[WRITTEN INSTRUCTION] State how many lines hold the word "five", with no other words.

● ● ●

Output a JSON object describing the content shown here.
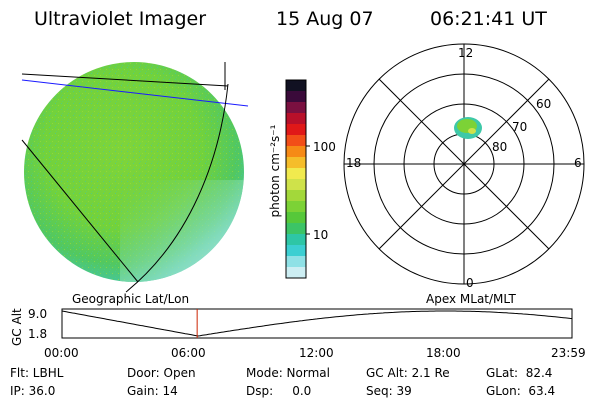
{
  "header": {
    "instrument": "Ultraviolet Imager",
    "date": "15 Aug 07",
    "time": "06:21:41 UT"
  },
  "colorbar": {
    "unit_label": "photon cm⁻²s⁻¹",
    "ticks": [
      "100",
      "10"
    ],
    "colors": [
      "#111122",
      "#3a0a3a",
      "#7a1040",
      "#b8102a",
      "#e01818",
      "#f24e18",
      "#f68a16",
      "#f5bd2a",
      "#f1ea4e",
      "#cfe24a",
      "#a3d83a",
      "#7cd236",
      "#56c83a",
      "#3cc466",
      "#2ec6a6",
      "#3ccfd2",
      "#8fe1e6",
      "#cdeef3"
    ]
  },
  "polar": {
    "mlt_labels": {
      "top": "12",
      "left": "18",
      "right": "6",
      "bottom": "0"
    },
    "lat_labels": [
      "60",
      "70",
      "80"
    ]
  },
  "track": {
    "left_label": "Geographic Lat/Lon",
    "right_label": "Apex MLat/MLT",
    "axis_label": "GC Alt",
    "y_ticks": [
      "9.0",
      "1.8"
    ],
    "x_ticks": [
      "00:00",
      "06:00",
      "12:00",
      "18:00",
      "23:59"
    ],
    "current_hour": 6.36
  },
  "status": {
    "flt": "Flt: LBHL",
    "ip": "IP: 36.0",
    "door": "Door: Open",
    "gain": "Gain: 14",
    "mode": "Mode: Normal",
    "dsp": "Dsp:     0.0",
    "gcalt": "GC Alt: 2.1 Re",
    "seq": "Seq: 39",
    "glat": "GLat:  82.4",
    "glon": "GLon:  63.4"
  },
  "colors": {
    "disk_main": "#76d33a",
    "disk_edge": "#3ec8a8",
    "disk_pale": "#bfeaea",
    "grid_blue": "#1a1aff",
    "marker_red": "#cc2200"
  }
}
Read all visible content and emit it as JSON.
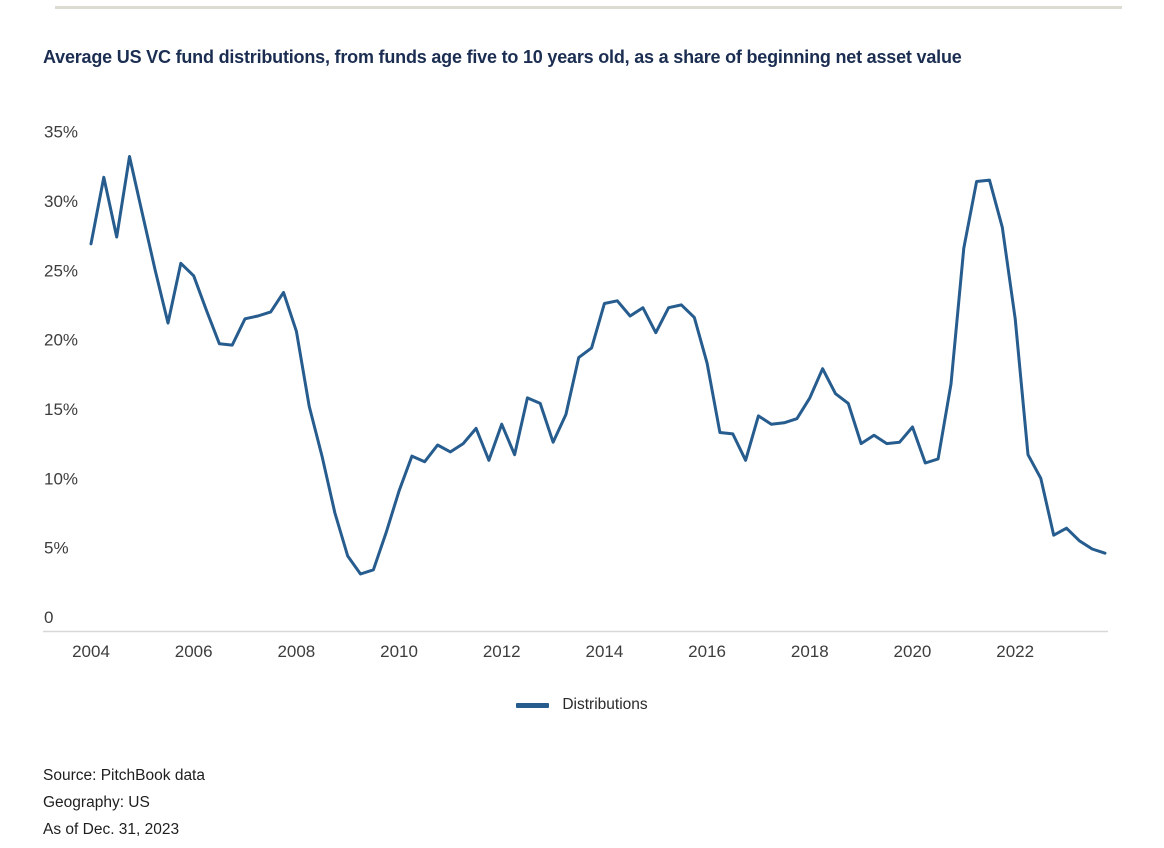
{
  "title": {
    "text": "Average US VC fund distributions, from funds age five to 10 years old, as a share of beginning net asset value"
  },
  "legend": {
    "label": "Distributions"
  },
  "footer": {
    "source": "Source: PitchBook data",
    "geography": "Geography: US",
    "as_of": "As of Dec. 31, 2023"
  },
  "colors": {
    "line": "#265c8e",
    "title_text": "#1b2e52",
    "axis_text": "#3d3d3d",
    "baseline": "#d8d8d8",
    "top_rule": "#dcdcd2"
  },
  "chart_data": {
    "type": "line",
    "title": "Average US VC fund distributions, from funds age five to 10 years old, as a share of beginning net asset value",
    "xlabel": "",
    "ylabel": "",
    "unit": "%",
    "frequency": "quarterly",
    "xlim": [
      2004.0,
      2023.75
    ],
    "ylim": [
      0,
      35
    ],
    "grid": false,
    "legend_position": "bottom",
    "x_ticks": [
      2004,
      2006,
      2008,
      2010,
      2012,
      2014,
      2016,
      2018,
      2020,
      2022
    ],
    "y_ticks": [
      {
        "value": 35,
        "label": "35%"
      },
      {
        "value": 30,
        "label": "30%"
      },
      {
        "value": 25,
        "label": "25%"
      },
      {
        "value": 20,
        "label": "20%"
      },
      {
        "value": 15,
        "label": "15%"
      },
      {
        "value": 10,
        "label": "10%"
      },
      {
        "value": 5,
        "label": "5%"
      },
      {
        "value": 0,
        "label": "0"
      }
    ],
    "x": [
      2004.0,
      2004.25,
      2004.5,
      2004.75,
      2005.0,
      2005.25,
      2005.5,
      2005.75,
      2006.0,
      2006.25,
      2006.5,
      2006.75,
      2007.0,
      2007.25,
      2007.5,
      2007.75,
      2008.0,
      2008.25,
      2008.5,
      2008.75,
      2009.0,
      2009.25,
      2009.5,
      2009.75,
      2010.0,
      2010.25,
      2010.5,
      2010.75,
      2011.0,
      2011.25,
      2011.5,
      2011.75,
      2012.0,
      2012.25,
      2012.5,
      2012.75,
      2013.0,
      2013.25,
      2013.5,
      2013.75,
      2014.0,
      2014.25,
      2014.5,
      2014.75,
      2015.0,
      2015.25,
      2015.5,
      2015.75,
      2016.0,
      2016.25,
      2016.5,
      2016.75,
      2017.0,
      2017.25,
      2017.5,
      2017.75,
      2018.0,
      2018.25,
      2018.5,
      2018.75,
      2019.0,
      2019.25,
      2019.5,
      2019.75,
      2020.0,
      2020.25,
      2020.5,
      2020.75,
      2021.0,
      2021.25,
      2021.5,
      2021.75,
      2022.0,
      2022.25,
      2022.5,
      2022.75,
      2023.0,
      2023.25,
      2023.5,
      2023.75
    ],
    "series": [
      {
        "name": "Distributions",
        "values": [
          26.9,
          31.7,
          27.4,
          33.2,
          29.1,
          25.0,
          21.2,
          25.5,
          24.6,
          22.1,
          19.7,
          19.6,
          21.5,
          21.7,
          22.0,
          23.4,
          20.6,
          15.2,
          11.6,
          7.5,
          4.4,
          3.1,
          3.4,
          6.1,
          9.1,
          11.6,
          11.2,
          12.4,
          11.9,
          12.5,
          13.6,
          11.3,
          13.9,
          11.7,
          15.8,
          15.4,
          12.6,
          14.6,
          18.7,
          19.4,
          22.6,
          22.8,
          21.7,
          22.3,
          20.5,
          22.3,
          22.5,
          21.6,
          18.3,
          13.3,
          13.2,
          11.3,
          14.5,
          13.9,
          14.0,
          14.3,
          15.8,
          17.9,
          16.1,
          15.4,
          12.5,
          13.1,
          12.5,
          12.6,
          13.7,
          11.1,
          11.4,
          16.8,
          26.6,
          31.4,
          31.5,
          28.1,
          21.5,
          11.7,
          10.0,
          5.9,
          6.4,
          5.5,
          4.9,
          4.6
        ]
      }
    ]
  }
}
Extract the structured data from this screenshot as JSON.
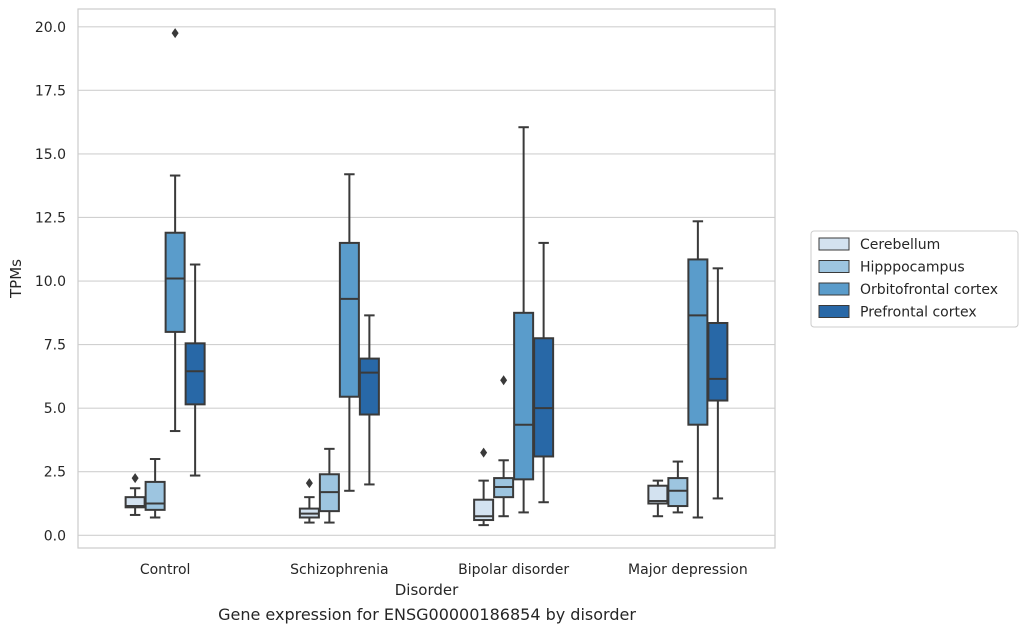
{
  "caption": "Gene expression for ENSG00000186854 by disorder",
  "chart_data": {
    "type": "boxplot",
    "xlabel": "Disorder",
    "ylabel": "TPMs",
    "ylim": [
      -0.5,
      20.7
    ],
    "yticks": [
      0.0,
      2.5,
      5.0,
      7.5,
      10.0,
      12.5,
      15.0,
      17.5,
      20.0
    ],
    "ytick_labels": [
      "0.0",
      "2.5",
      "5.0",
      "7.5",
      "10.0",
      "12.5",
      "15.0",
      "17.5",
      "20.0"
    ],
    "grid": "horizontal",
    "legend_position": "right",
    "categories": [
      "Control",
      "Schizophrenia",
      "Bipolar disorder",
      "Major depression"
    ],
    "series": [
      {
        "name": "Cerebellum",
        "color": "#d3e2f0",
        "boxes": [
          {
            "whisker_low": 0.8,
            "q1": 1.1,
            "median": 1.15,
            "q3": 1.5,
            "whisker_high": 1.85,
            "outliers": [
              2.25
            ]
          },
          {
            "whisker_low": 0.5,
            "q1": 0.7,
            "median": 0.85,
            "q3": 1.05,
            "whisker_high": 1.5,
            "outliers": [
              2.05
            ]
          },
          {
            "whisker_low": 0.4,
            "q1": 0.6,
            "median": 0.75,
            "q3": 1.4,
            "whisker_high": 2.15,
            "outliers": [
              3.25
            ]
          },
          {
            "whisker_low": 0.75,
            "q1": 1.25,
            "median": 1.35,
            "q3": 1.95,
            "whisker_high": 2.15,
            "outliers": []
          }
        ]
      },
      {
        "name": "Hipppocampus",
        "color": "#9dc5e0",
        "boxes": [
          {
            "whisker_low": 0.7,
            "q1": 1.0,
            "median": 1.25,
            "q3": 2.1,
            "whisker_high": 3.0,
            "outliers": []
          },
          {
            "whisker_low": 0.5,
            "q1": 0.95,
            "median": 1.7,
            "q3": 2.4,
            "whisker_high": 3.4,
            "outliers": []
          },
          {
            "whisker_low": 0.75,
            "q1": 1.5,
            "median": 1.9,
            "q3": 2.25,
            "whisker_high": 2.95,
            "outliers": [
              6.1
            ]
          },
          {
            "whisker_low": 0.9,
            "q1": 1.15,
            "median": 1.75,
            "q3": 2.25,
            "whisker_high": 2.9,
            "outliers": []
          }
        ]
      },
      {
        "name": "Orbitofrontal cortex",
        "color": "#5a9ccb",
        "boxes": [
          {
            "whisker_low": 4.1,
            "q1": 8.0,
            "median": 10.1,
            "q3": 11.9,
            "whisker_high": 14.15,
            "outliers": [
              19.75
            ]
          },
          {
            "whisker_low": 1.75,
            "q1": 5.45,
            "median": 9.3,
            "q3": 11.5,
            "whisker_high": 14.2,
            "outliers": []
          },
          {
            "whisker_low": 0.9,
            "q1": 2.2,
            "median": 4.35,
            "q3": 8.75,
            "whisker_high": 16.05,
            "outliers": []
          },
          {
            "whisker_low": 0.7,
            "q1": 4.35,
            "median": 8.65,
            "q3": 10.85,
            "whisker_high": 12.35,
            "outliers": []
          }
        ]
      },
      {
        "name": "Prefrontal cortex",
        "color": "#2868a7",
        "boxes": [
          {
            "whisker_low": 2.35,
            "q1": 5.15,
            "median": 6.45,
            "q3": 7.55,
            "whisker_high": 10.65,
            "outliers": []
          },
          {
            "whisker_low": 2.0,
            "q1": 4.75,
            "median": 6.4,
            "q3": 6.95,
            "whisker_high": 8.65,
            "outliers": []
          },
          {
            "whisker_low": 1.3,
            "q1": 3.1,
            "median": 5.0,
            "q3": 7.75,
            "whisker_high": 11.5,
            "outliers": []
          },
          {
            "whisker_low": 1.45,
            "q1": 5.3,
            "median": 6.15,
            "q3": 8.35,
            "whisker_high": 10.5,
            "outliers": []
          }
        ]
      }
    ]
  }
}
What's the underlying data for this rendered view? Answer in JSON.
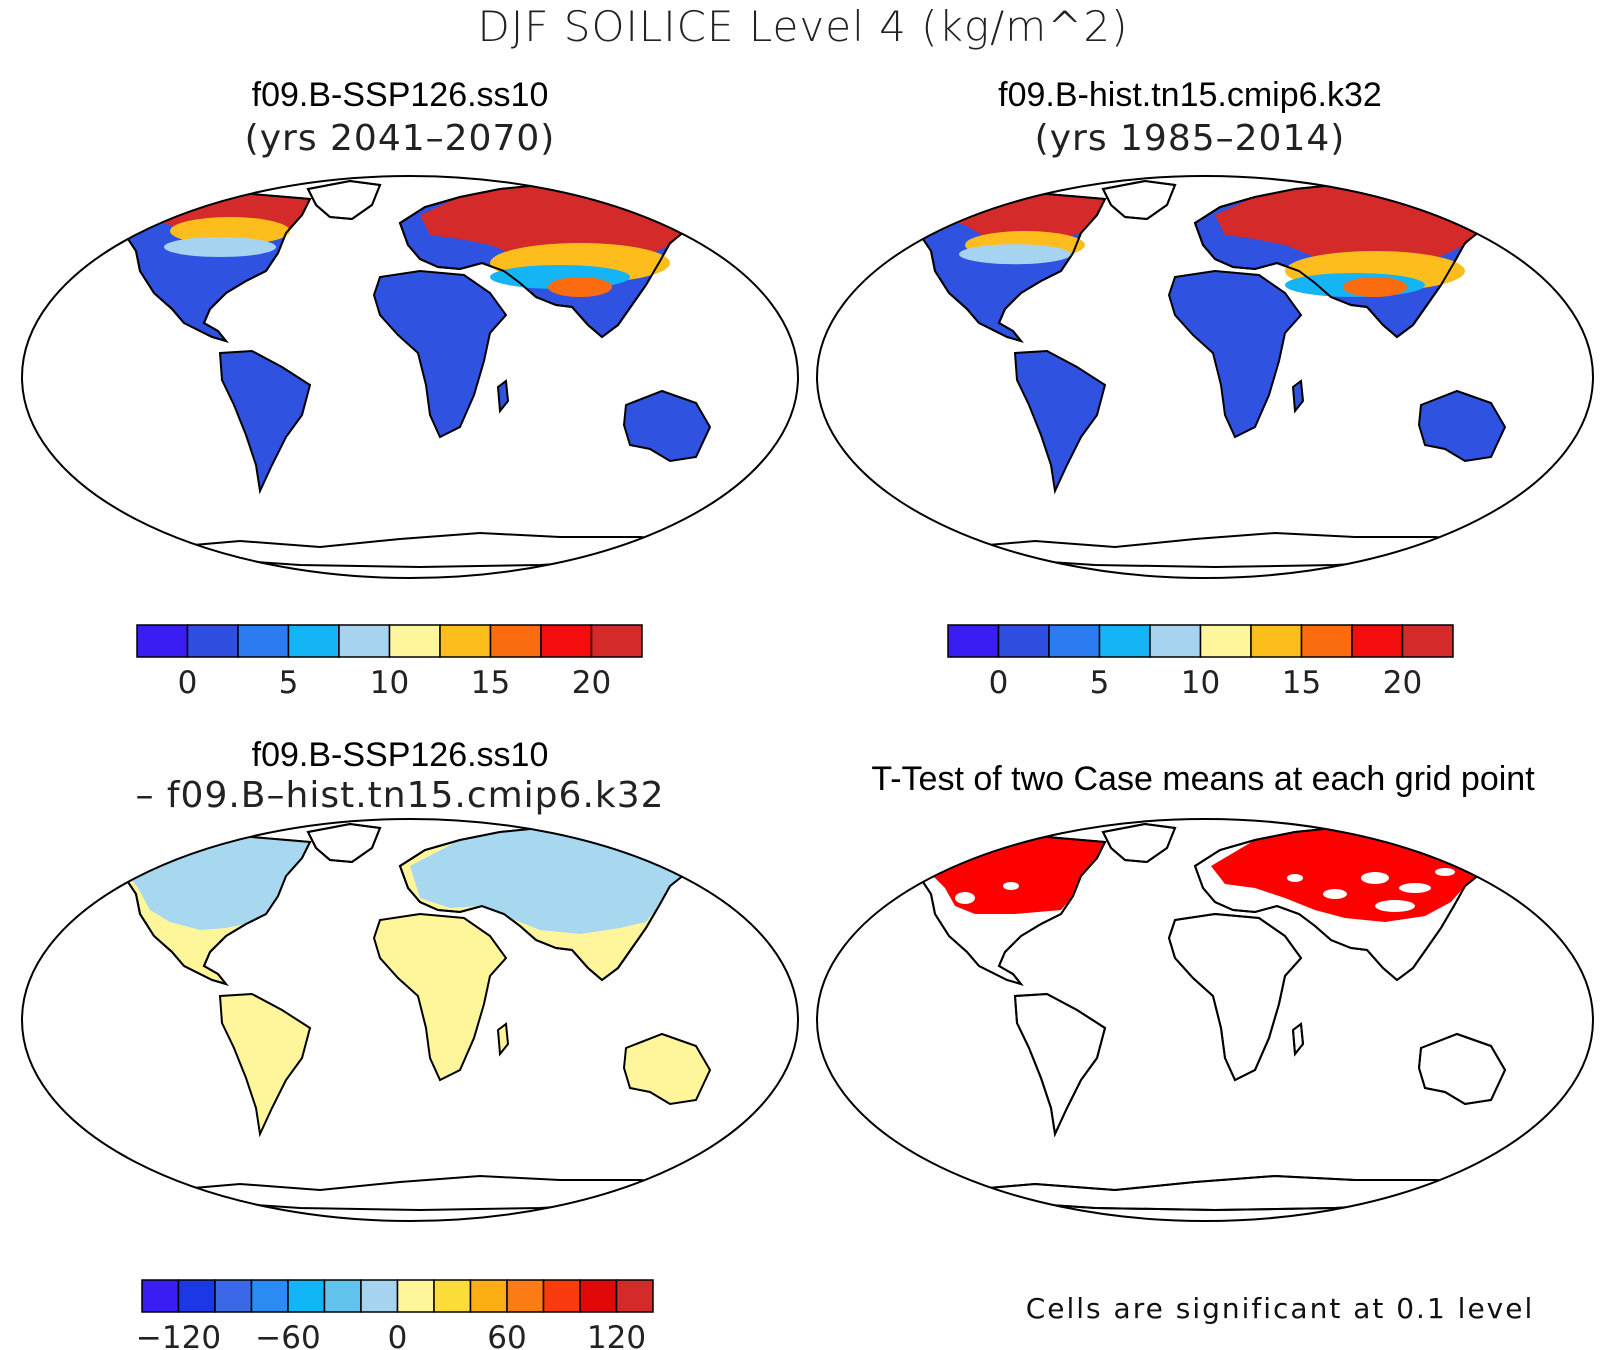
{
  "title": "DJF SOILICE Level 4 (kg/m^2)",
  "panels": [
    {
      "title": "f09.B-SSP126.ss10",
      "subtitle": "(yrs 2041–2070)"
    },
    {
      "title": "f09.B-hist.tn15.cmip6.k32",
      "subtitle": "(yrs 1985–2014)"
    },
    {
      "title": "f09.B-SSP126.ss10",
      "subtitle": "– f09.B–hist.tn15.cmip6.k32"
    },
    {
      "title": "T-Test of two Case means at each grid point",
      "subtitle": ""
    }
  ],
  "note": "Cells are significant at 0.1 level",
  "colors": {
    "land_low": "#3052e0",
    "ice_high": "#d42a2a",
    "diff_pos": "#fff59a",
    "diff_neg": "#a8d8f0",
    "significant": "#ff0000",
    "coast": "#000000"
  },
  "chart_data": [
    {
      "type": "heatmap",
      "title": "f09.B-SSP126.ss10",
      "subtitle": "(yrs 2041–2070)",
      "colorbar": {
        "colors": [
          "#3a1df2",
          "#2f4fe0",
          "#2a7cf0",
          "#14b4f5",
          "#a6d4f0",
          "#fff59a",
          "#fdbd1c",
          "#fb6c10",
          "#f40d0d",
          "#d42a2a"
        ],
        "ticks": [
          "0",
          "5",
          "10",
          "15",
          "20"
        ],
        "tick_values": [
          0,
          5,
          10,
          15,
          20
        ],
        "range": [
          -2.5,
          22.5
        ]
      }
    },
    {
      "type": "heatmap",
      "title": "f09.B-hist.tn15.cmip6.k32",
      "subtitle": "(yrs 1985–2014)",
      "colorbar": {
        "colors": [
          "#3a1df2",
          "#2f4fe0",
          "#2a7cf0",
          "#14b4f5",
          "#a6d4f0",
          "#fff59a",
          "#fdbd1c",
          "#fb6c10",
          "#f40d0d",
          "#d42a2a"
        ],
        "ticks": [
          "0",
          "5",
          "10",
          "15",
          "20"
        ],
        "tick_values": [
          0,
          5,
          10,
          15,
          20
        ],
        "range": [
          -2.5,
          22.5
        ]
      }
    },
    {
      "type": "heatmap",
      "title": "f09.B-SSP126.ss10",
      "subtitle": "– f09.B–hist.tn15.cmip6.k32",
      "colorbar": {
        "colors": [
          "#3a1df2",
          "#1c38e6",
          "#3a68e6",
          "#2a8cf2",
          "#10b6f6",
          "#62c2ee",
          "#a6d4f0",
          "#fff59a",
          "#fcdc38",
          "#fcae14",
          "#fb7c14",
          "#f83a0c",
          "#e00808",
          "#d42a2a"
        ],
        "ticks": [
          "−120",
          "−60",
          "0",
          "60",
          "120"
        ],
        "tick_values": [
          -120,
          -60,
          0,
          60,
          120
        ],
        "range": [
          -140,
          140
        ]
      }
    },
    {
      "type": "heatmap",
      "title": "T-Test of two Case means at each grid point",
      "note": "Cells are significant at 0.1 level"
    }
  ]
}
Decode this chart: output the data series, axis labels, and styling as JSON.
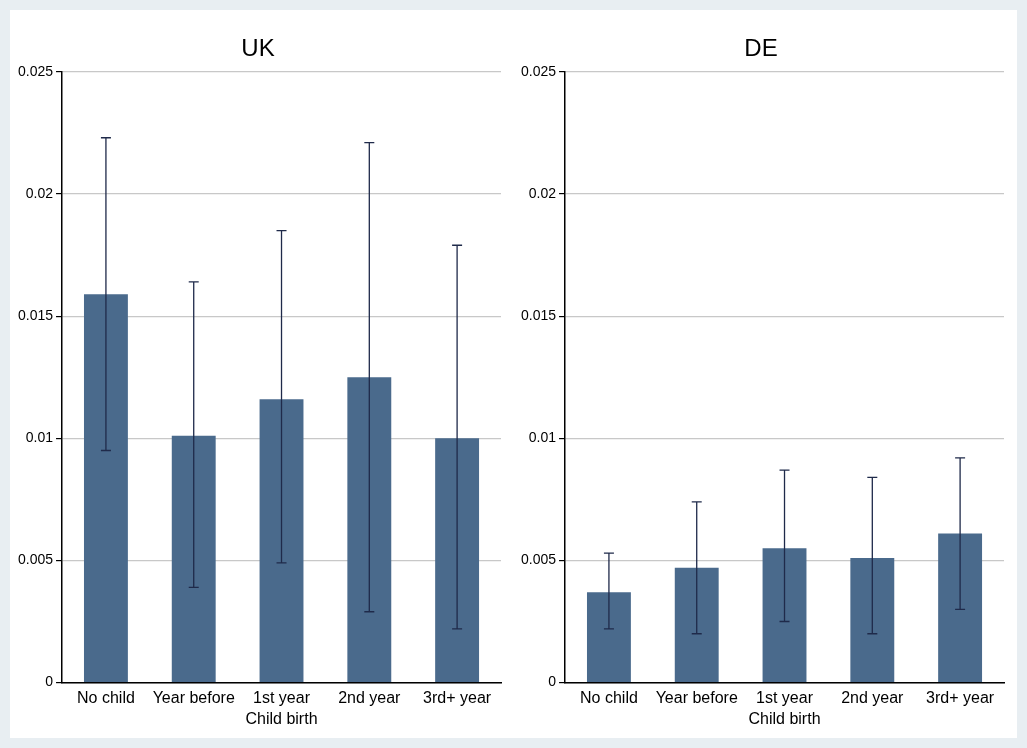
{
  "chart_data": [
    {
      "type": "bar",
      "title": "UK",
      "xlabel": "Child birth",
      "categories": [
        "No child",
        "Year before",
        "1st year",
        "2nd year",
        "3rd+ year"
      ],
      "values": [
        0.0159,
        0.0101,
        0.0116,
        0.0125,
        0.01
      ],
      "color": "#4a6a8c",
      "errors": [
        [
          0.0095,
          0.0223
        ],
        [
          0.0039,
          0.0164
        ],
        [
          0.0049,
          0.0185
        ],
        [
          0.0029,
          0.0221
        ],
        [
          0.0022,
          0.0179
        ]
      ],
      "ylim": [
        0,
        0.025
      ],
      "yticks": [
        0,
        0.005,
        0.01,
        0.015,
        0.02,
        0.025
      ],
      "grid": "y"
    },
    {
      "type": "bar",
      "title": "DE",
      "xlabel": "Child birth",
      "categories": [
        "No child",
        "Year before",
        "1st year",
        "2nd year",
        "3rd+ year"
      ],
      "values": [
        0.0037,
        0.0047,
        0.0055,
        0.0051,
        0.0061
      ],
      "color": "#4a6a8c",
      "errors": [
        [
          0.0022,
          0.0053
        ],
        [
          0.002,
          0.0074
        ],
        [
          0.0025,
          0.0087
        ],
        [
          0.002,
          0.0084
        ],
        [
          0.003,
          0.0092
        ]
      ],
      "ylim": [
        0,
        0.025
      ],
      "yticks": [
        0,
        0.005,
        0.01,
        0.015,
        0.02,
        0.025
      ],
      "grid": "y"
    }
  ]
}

● ● ●

[CORRECT RESULT] 2